• **GOAL**
Can all of these lines be returned exactly?

• **SUPPLIED INFORMATION**
╭──

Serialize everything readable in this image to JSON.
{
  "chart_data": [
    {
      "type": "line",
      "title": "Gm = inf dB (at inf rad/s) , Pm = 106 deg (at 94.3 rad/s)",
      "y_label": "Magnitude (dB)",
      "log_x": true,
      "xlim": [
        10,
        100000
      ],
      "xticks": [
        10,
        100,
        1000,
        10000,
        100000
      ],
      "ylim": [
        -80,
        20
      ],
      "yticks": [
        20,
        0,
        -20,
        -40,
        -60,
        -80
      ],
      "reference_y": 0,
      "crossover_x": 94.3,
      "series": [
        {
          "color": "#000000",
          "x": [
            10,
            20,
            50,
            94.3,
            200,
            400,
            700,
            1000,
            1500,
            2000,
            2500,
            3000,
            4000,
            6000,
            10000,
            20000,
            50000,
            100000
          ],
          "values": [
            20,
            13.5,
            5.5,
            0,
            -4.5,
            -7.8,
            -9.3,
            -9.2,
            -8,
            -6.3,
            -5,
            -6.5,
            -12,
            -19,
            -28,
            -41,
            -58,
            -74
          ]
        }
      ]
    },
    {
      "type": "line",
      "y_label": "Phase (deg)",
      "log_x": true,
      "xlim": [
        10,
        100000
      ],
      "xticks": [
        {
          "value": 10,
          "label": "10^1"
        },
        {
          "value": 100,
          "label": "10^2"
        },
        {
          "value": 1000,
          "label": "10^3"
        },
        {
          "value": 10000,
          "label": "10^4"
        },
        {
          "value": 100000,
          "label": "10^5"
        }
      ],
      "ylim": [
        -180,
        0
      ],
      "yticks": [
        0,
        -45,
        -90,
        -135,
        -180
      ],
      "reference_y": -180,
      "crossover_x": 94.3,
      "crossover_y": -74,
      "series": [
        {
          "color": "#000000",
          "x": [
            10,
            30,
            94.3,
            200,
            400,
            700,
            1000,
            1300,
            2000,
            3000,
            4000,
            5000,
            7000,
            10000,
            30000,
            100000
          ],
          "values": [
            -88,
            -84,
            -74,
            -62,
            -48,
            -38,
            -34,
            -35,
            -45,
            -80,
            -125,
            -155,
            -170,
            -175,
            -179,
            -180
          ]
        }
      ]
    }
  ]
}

╰──

• **THE ANSWER**
Serialize everything readable in this image to JSON.
{
  "chart_data": [
    {
      "type": "line",
      "title": "Gm = inf dB (at inf rad/s) , Pm = 106 deg (at 94.3 rad/s)",
      "y_label": "Magnitude (dB)",
      "log_x": true,
      "xlim": [
        10,
        100000
      ],
      "xticks": [
        10,
        100,
        1000,
        10000,
        100000
      ],
      "ylim": [
        -80,
        20
      ],
      "yticks": [
        20,
        0,
        -20,
        -40,
        -60,
        -80
      ],
      "reference_y": 0,
      "crossover_x": 94.3,
      "series": [
        {
          "color": "#000000",
          "x": [
            10,
            20,
            50,
            94.3,
            200,
            400,
            700,
            1000,
            1500,
            2000,
            2500,
            3000,
            4000,
            6000,
            10000,
            20000,
            50000,
            100000
          ],
          "values": [
            20,
            13.5,
            5.5,
            0,
            -4.5,
            -7.8,
            -9.3,
            -9.2,
            -8,
            -6.3,
            -5,
            -6.5,
            -12,
            -19,
            -28,
            -41,
            -58,
            -74
          ]
        }
      ]
    },
    {
      "type": "line",
      "y_label": "Phase (deg)",
      "log_x": true,
      "xlim": [
        10,
        100000
      ],
      "xticks": [
        {
          "value": 10,
          "label": "10^1"
        },
        {
          "value": 100,
          "label": "10^2"
        },
        {
          "value": 1000,
          "label": "10^3"
        },
        {
          "value": 10000,
          "label": "10^4"
        },
        {
          "value": 100000,
          "label": "10^5"
        }
      ],
      "ylim": [
        -180,
        0
      ],
      "yticks": [
        0,
        -45,
        -90,
        -135,
        -180
      ],
      "reference_y": -180,
      "crossover_x": 94.3,
      "crossover_y": -74,
      "series": [
        {
          "color": "#000000",
          "x": [
            10,
            30,
            94.3,
            200,
            400,
            700,
            1000,
            1300,
            2000,
            3000,
            4000,
            5000,
            7000,
            10000,
            30000,
            100000
          ],
          "values": [
            -88,
            -84,
            -74,
            -62,
            -48,
            -38,
            -34,
            -35,
            -45,
            -80,
            -125,
            -155,
            -170,
            -175,
            -179,
            -180
          ]
        }
      ]
    }
  ]
}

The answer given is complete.